> **WHAT TO WORK ON**:
Work through the data below and give the number of lines holding "Purge", nothing more.

[Records excerpted from a collection]
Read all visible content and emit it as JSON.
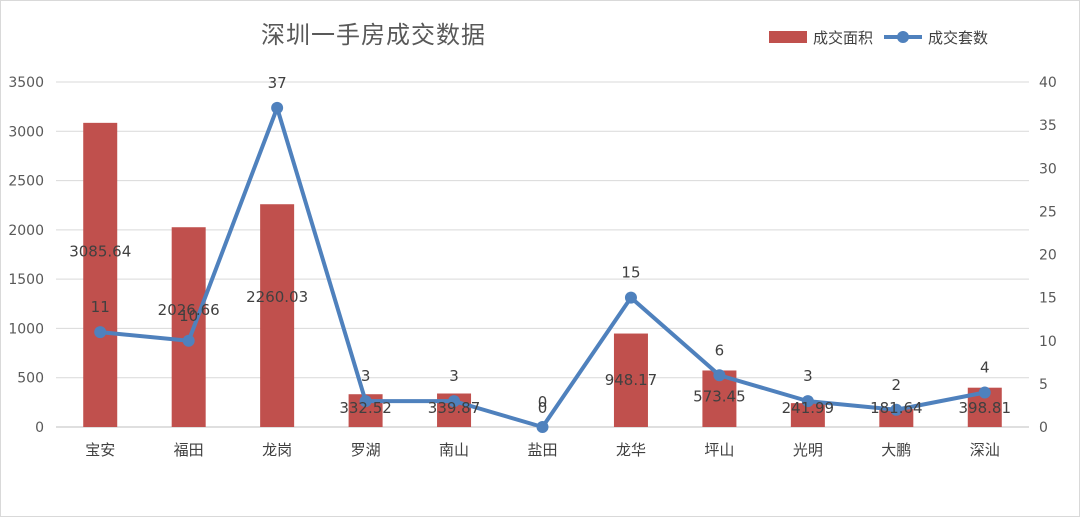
{
  "chart_data": {
    "type": "bar",
    "title": "深圳一手房成交数据",
    "categories": [
      "宝安",
      "福田",
      "龙岗",
      "罗湖",
      "南山",
      "盐田",
      "龙华",
      "坪山",
      "光明",
      "大鹏",
      "深汕"
    ],
    "series": [
      {
        "name": "成交面积",
        "type": "bar",
        "axis": "left",
        "color": "#c0504d",
        "values": [
          3085.64,
          2026.66,
          2260.03,
          332.52,
          339.87,
          0,
          948.17,
          573.45,
          241.99,
          181.64,
          398.81
        ],
        "labels": [
          "3085.64",
          "2026.66",
          "2260.03",
          "332.52",
          "339.87",
          "0",
          "948.17",
          "573.45",
          "241.99",
          "181.64",
          "398.81"
        ]
      },
      {
        "name": "成交套数",
        "type": "line",
        "axis": "right",
        "color": "#4f81bd",
        "values": [
          11,
          10,
          37,
          3,
          3,
          0,
          15,
          6,
          3,
          2,
          4
        ],
        "labels": [
          "11",
          "10",
          "37",
          "3",
          "3",
          "0",
          "15",
          "6",
          "3",
          "2",
          "4"
        ]
      }
    ],
    "y_left": {
      "min": 0,
      "max": 3500,
      "ticks": [
        "0",
        "500",
        "1000",
        "1500",
        "2000",
        "2500",
        "3000",
        "3500"
      ]
    },
    "y_right": {
      "min": 0,
      "max": 40,
      "ticks": [
        "0",
        "5",
        "10",
        "15",
        "20",
        "25",
        "30",
        "35",
        "40"
      ]
    },
    "grid": true,
    "legend_position": "top-right"
  }
}
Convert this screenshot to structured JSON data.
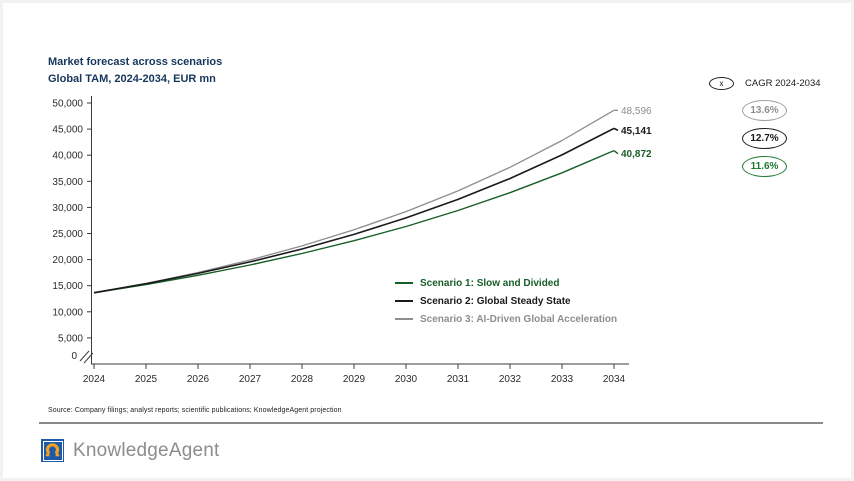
{
  "header": {
    "title": "Market forecast across scenarios",
    "subtitle": "Global TAM, 2024-2034, EUR mn",
    "title_color": "#17365d"
  },
  "cagr_legend": {
    "symbol": "x",
    "label": "CAGR 2024-2034",
    "badges": [
      {
        "value": "13.6%",
        "color": "#8f8f8f",
        "border": "#9e9e9e"
      },
      {
        "value": "12.7%",
        "color": "#1a1a1a",
        "border": "#1a1a1a"
      },
      {
        "value": "11.6%",
        "color": "#1f7a33",
        "border": "#1f7a33"
      }
    ]
  },
  "chart_data": {
    "type": "line",
    "title": "Market forecast across scenarios",
    "subtitle": "Global TAM, 2024-2034, EUR mn",
    "unit": "EUR mn",
    "x": [
      2024,
      2025,
      2026,
      2027,
      2028,
      2029,
      2030,
      2031,
      2032,
      2033,
      2034
    ],
    "ylim": [
      0,
      50000
    ],
    "ytick_step": 5000,
    "axis_break_at_zero": true,
    "grid": false,
    "legend_position": "inside-middle-right",
    "series": [
      {
        "name": "Scenario 1: Slow and Divided",
        "color": "#175e27",
        "cagr": "11.6%",
        "end_label": "40,872",
        "values": [
          13640,
          15220,
          16990,
          18960,
          21160,
          23620,
          26350,
          29410,
          32820,
          36630,
          40872
        ]
      },
      {
        "name": "Scenario 2: Global Steady State",
        "color": "#1a1a1a",
        "cagr": "12.7%",
        "end_label": "45,141",
        "values": [
          13660,
          15390,
          17350,
          19550,
          22030,
          24830,
          27990,
          31540,
          35540,
          40060,
          45141
        ]
      },
      {
        "name": "Scenario 3: AI-Driven Global Acceleration",
        "color": "#8e8e8e",
        "cagr": "13.6%",
        "end_label": "48,596",
        "values": [
          13590,
          15430,
          17530,
          19920,
          22630,
          25700,
          29200,
          33170,
          37680,
          42810,
          48596
        ]
      }
    ]
  },
  "footer": {
    "source": "Source: Company filings; analyst reports; scientific publications; KnowledgeAgent projection",
    "brand": "KnowledgeAgent"
  }
}
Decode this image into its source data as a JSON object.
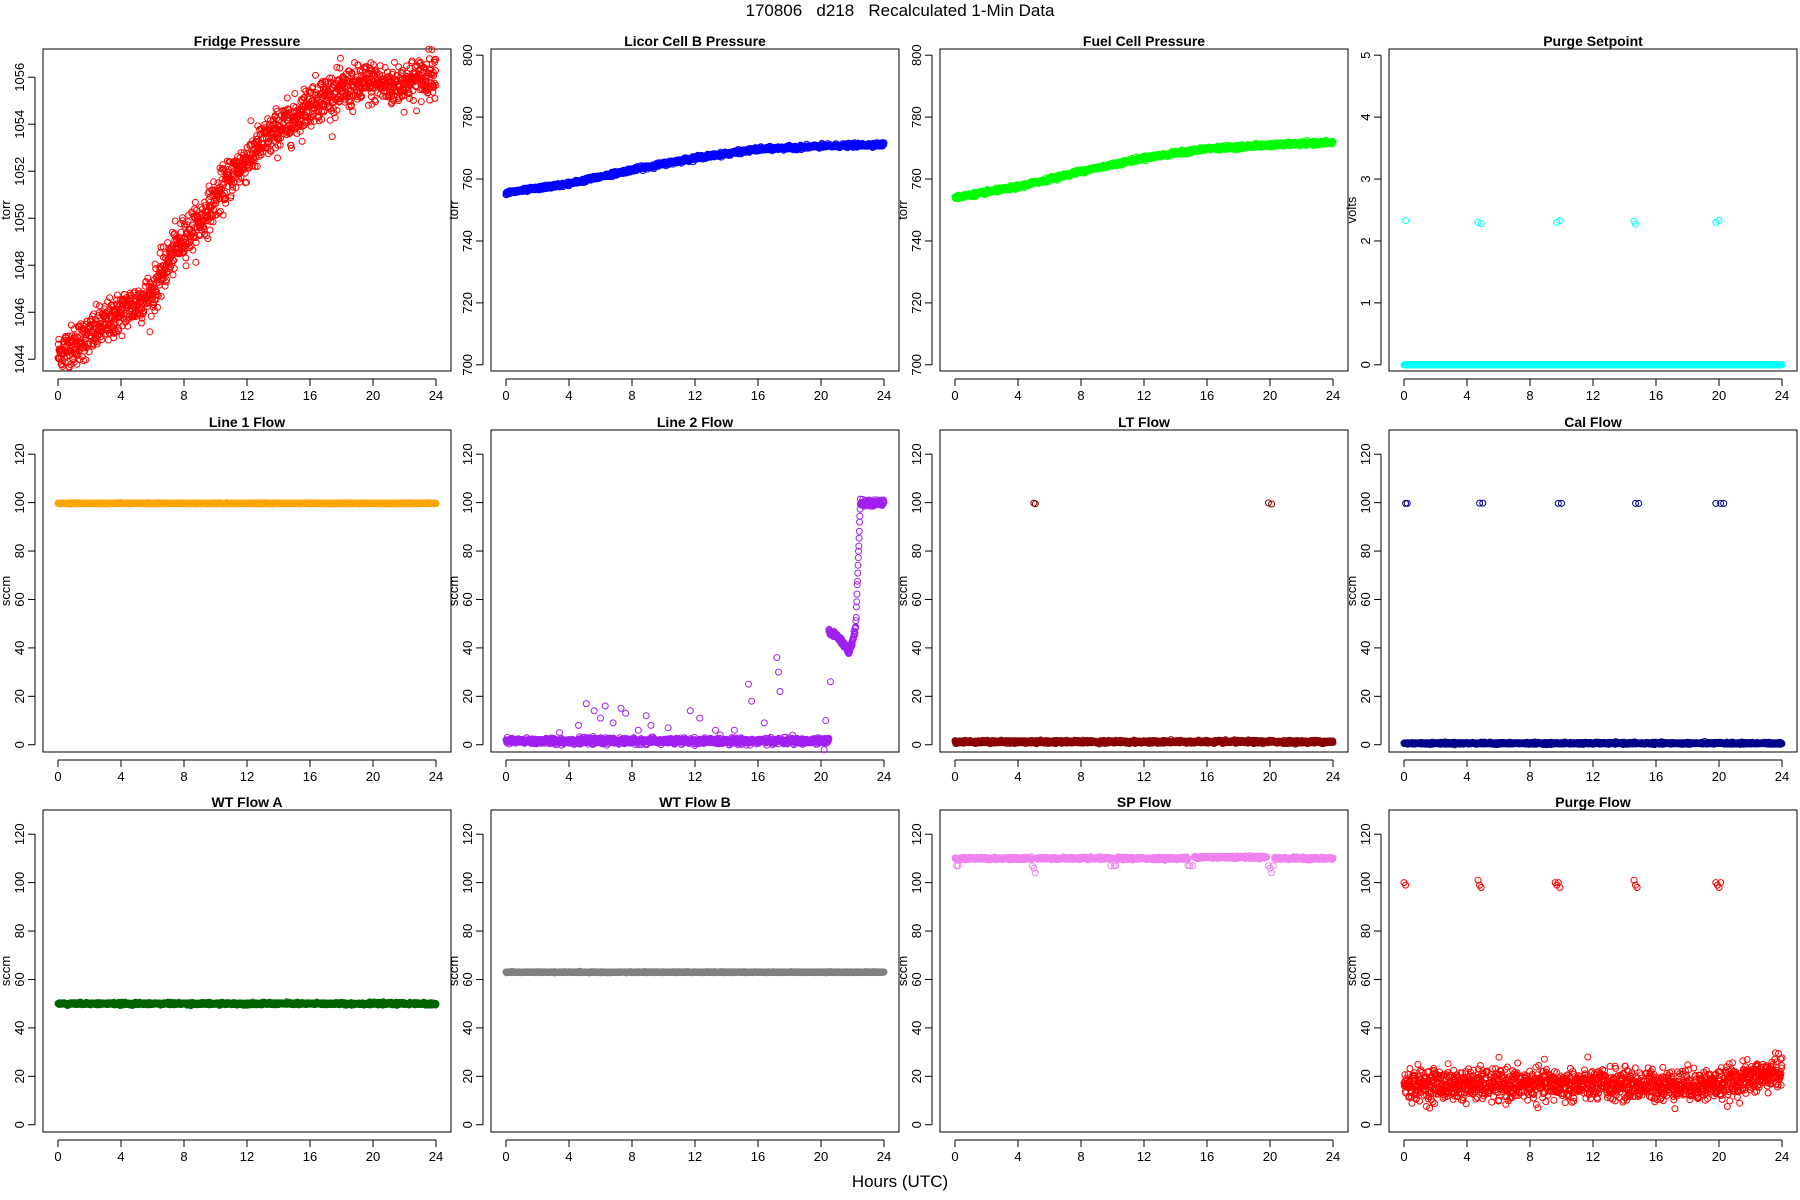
{
  "figure": {
    "title": "170806   d218   Recalculated 1-Min Data",
    "xlabel": "Hours (UTC)"
  },
  "chart_data": [
    {
      "type": "scatter",
      "title": "Fridge Pressure",
      "ylabel": "torr",
      "color": "#ff0000",
      "marker": "open-circle",
      "xlim": [
        0,
        24
      ],
      "xticks": [
        0,
        4,
        8,
        12,
        16,
        20,
        24
      ],
      "ylim": [
        1043.5,
        1057.2
      ],
      "yticks": [
        1044,
        1046,
        1048,
        1050,
        1052,
        1054,
        1056
      ],
      "series": [
        {
          "segments": [
            {
              "x": [
                0,
                2,
                4,
                6,
                7,
                8,
                9,
                10,
                11,
                12,
                13,
                14,
                15,
                16,
                17,
                18,
                19,
                20,
                21,
                22,
                23,
                24
              ],
              "y": [
                1044.2,
                1045.0,
                1046.0,
                1046.8,
                1048.2,
                1049.2,
                1049.8,
                1050.8,
                1051.8,
                1052.5,
                1053.2,
                1053.8,
                1054.2,
                1054.9,
                1055.2,
                1055.4,
                1055.6,
                1055.8,
                1055.6,
                1055.8,
                1055.9,
                1056.3
              ]
            }
          ],
          "noise": 0.45,
          "rare": []
        }
      ]
    },
    {
      "type": "scatter",
      "title": "Licor Cell B Pressure",
      "ylabel": "torr",
      "color": "#0000ff",
      "marker": "open-circle",
      "xlim": [
        0,
        24
      ],
      "xticks": [
        0,
        4,
        8,
        12,
        16,
        20,
        24
      ],
      "ylim": [
        698,
        802
      ],
      "yticks": [
        700,
        720,
        740,
        760,
        780,
        800
      ],
      "series": [
        {
          "segments": [
            {
              "x": [
                0,
                4,
                8,
                12,
                16,
                20,
                24
              ],
              "y": [
                755.5,
                758.5,
                763.0,
                766.8,
                769.6,
                770.6,
                771.2
              ]
            }
          ],
          "noise": 0.3,
          "rare": []
        }
      ]
    },
    {
      "type": "scatter",
      "title": "Fuel Cell Pressure",
      "ylabel": "torr",
      "color": "#00ff00",
      "marker": "open-circle",
      "xlim": [
        0,
        24
      ],
      "xticks": [
        0,
        4,
        8,
        12,
        16,
        20,
        24
      ],
      "ylim": [
        698,
        802
      ],
      "yticks": [
        700,
        720,
        740,
        760,
        780,
        800
      ],
      "series": [
        {
          "segments": [
            {
              "x": [
                0,
                4,
                8,
                12,
                16,
                20,
                24
              ],
              "y": [
                754.0,
                757.5,
                762.5,
                766.8,
                769.8,
                771.0,
                771.8
              ]
            }
          ],
          "noise": 0.3,
          "rare": []
        }
      ]
    },
    {
      "type": "scatter",
      "title": "Purge Setpoint",
      "ylabel": "volts",
      "color": "#00ffff",
      "marker": "open-circle",
      "xlim": [
        0,
        24
      ],
      "xticks": [
        0,
        4,
        8,
        12,
        16,
        20,
        24
      ],
      "ylim": [
        -0.1,
        5.1
      ],
      "yticks": [
        0,
        1,
        2,
        3,
        4,
        5
      ],
      "series": [
        {
          "segments": [
            {
              "x": [
                0,
                24
              ],
              "y": [
                0,
                0
              ]
            }
          ],
          "noise": 0,
          "rare": [
            [
              0.1,
              2.33
            ],
            [
              4.7,
              2.3
            ],
            [
              4.9,
              2.28
            ],
            [
              9.7,
              2.3
            ],
            [
              9.9,
              2.33
            ],
            [
              14.6,
              2.32
            ],
            [
              14.7,
              2.27
            ],
            [
              19.8,
              2.3
            ],
            [
              20.0,
              2.33
            ]
          ]
        }
      ]
    },
    {
      "type": "scatter",
      "title": "Line 1 Flow",
      "ylabel": "sccm",
      "color": "#ffa500",
      "marker": "open-circle",
      "xlim": [
        0,
        24
      ],
      "xticks": [
        0,
        4,
        8,
        12,
        16,
        20,
        24
      ],
      "ylim": [
        -3,
        130
      ],
      "yticks": [
        0,
        20,
        40,
        60,
        80,
        100,
        120
      ],
      "series": [
        {
          "segments": [
            {
              "x": [
                0,
                24
              ],
              "y": [
                99.7,
                99.7
              ]
            }
          ],
          "noise": 0.1,
          "rare": []
        }
      ]
    },
    {
      "type": "scatter",
      "title": "Line 2 Flow",
      "ylabel": "sccm",
      "color": "#a020f0",
      "marker": "open-circle",
      "xlim": [
        0,
        24
      ],
      "xticks": [
        0,
        4,
        8,
        12,
        16,
        20,
        24
      ],
      "ylim": [
        -3,
        130
      ],
      "yticks": [
        0,
        20,
        40,
        60,
        80,
        100,
        120
      ],
      "series": [
        {
          "segments": [
            {
              "x": [
                0,
                20.5
              ],
              "y": [
                1.5,
                1.5
              ]
            },
            {
              "x": [
                20.5,
                21.2,
                21.8,
                22.2
              ],
              "y": [
                47,
                44,
                38,
                48
              ]
            },
            {
              "x": [
                22.2,
                22.5
              ],
              "y": [
                48,
                100
              ]
            },
            {
              "x": [
                22.5,
                24
              ],
              "y": [
                99.8,
                99.8
              ]
            }
          ],
          "noise": 0.6,
          "rare": [
            [
              3.4,
              5
            ],
            [
              4.6,
              8
            ],
            [
              5.1,
              17
            ],
            [
              5.6,
              14
            ],
            [
              6.0,
              11
            ],
            [
              6.3,
              16
            ],
            [
              6.8,
              9
            ],
            [
              7.3,
              15
            ],
            [
              7.6,
              13
            ],
            [
              8.4,
              6
            ],
            [
              8.9,
              12
            ],
            [
              9.2,
              8
            ],
            [
              10.3,
              7
            ],
            [
              11.7,
              14
            ],
            [
              12.3,
              11
            ],
            [
              13.3,
              6
            ],
            [
              14.5,
              6
            ],
            [
              15.4,
              25
            ],
            [
              15.6,
              18
            ],
            [
              16.4,
              9
            ],
            [
              17.2,
              36
            ],
            [
              17.3,
              30
            ],
            [
              17.4,
              22
            ],
            [
              18.2,
              4
            ],
            [
              20.2,
              -2
            ],
            [
              20.3,
              10
            ],
            [
              20.6,
              26
            ]
          ]
        }
      ]
    },
    {
      "type": "scatter",
      "title": "LT Flow",
      "ylabel": "sccm",
      "color": "#8b0000",
      "marker": "open-circle",
      "xlim": [
        0,
        24
      ],
      "xticks": [
        0,
        4,
        8,
        12,
        16,
        20,
        24
      ],
      "ylim": [
        -3,
        130
      ],
      "yticks": [
        0,
        20,
        40,
        60,
        80,
        100,
        120
      ],
      "series": [
        {
          "segments": [
            {
              "x": [
                0,
                24
              ],
              "y": [
                1.2,
                1.2
              ]
            }
          ],
          "noise": 0.3,
          "rare": [
            [
              5.0,
              99.8
            ],
            [
              5.1,
              99.5
            ],
            [
              19.9,
              99.9
            ],
            [
              20.1,
              99.4
            ]
          ]
        }
      ]
    },
    {
      "type": "scatter",
      "title": "Cal Flow",
      "ylabel": "sccm",
      "color": "#00008b",
      "marker": "open-circle",
      "xlim": [
        0,
        24
      ],
      "xticks": [
        0,
        4,
        8,
        12,
        16,
        20,
        24
      ],
      "ylim": [
        -3,
        130
      ],
      "yticks": [
        0,
        20,
        40,
        60,
        80,
        100,
        120
      ],
      "series": [
        {
          "segments": [
            {
              "x": [
                0,
                24
              ],
              "y": [
                0.6,
                0.6
              ]
            }
          ],
          "noise": 0.2,
          "rare": [
            [
              0.1,
              99.7
            ],
            [
              0.2,
              99.7
            ],
            [
              4.8,
              99.8
            ],
            [
              5.0,
              99.8
            ],
            [
              9.8,
              99.7
            ],
            [
              10.0,
              99.7
            ],
            [
              14.7,
              99.7
            ],
            [
              14.9,
              99.7
            ],
            [
              19.8,
              99.7
            ],
            [
              20.1,
              99.7
            ],
            [
              20.3,
              99.7
            ]
          ]
        }
      ]
    },
    {
      "type": "scatter",
      "title": "WT Flow A",
      "ylabel": "sccm",
      "color": "#006400",
      "marker": "open-circle",
      "xlim": [
        0,
        24
      ],
      "xticks": [
        0,
        4,
        8,
        12,
        16,
        20,
        24
      ],
      "ylim": [
        -3,
        130
      ],
      "yticks": [
        0,
        20,
        40,
        60,
        80,
        100,
        120
      ],
      "series": [
        {
          "segments": [
            {
              "x": [
                0,
                24
              ],
              "y": [
                50.0,
                50.0
              ]
            }
          ],
          "noise": 0.25,
          "rare": []
        }
      ]
    },
    {
      "type": "scatter",
      "title": "WT Flow B",
      "ylabel": "sccm",
      "color": "#808080",
      "marker": "open-circle",
      "xlim": [
        0,
        24
      ],
      "xticks": [
        0,
        4,
        8,
        12,
        16,
        20,
        24
      ],
      "ylim": [
        -3,
        130
      ],
      "yticks": [
        0,
        20,
        40,
        60,
        80,
        100,
        120
      ],
      "series": [
        {
          "segments": [
            {
              "x": [
                0,
                24
              ],
              "y": [
                63.0,
                63.0
              ]
            }
          ],
          "noise": 0.1,
          "rare": []
        }
      ]
    },
    {
      "type": "scatter",
      "title": "SP Flow",
      "ylabel": "sccm",
      "color": "#ee82ee",
      "marker": "open-circle",
      "xlim": [
        0,
        24
      ],
      "xticks": [
        0,
        4,
        8,
        12,
        16,
        20,
        24
      ],
      "ylim": [
        -3,
        130
      ],
      "yticks": [
        0,
        20,
        40,
        60,
        80,
        100,
        120
      ],
      "series": [
        {
          "segments": [
            {
              "x": [
                0,
                4.9
              ],
              "y": [
                110,
                110
              ]
            },
            {
              "x": [
                5.2,
                10
              ],
              "y": [
                110,
                110
              ]
            },
            {
              "x": [
                10.3,
                14.8
              ],
              "y": [
                110,
                110
              ]
            },
            {
              "x": [
                15.2,
                19.8
              ],
              "y": [
                110.5,
                110.5
              ]
            },
            {
              "x": [
                20.3,
                24
              ],
              "y": [
                110,
                110
              ]
            }
          ],
          "noise": 0.25,
          "rare": [
            [
              0.1,
              107
            ],
            [
              0.2,
              107
            ],
            [
              4.9,
              107
            ],
            [
              5.0,
              106
            ],
            [
              5.1,
              104
            ],
            [
              9.9,
              107
            ],
            [
              10.1,
              107
            ],
            [
              10.2,
              107
            ],
            [
              14.8,
              107
            ],
            [
              14.9,
              107
            ],
            [
              15.1,
              107
            ],
            [
              19.9,
              107
            ],
            [
              20.0,
              106
            ],
            [
              20.1,
              104
            ],
            [
              20.2,
              107
            ]
          ]
        }
      ]
    },
    {
      "type": "scatter",
      "title": "Purge Flow",
      "ylabel": "sccm",
      "color": "#ff0000",
      "marker": "open-circle",
      "xlim": [
        0,
        24
      ],
      "xticks": [
        0,
        4,
        8,
        12,
        16,
        20,
        24
      ],
      "ylim": [
        -3,
        130
      ],
      "yticks": [
        0,
        20,
        40,
        60,
        80,
        100,
        120
      ],
      "series": [
        {
          "segments": [
            {
              "x": [
                0,
                20,
                24
              ],
              "y": [
                16.5,
                16.5,
                22
              ]
            }
          ],
          "noise": 3.2,
          "rare": [
            [
              0.0,
              100
            ],
            [
              0.1,
              99
            ],
            [
              4.7,
              101
            ],
            [
              4.8,
              99
            ],
            [
              4.9,
              98
            ],
            [
              9.6,
              100
            ],
            [
              9.7,
              99
            ],
            [
              9.8,
              100
            ],
            [
              9.9,
              98
            ],
            [
              14.6,
              101
            ],
            [
              14.7,
              99
            ],
            [
              14.8,
              98
            ],
            [
              19.8,
              100
            ],
            [
              19.9,
              99
            ],
            [
              20.0,
              98
            ],
            [
              20.1,
              100
            ]
          ]
        }
      ]
    }
  ]
}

> **SOLUTION FOR THIS EXERCISE**:
2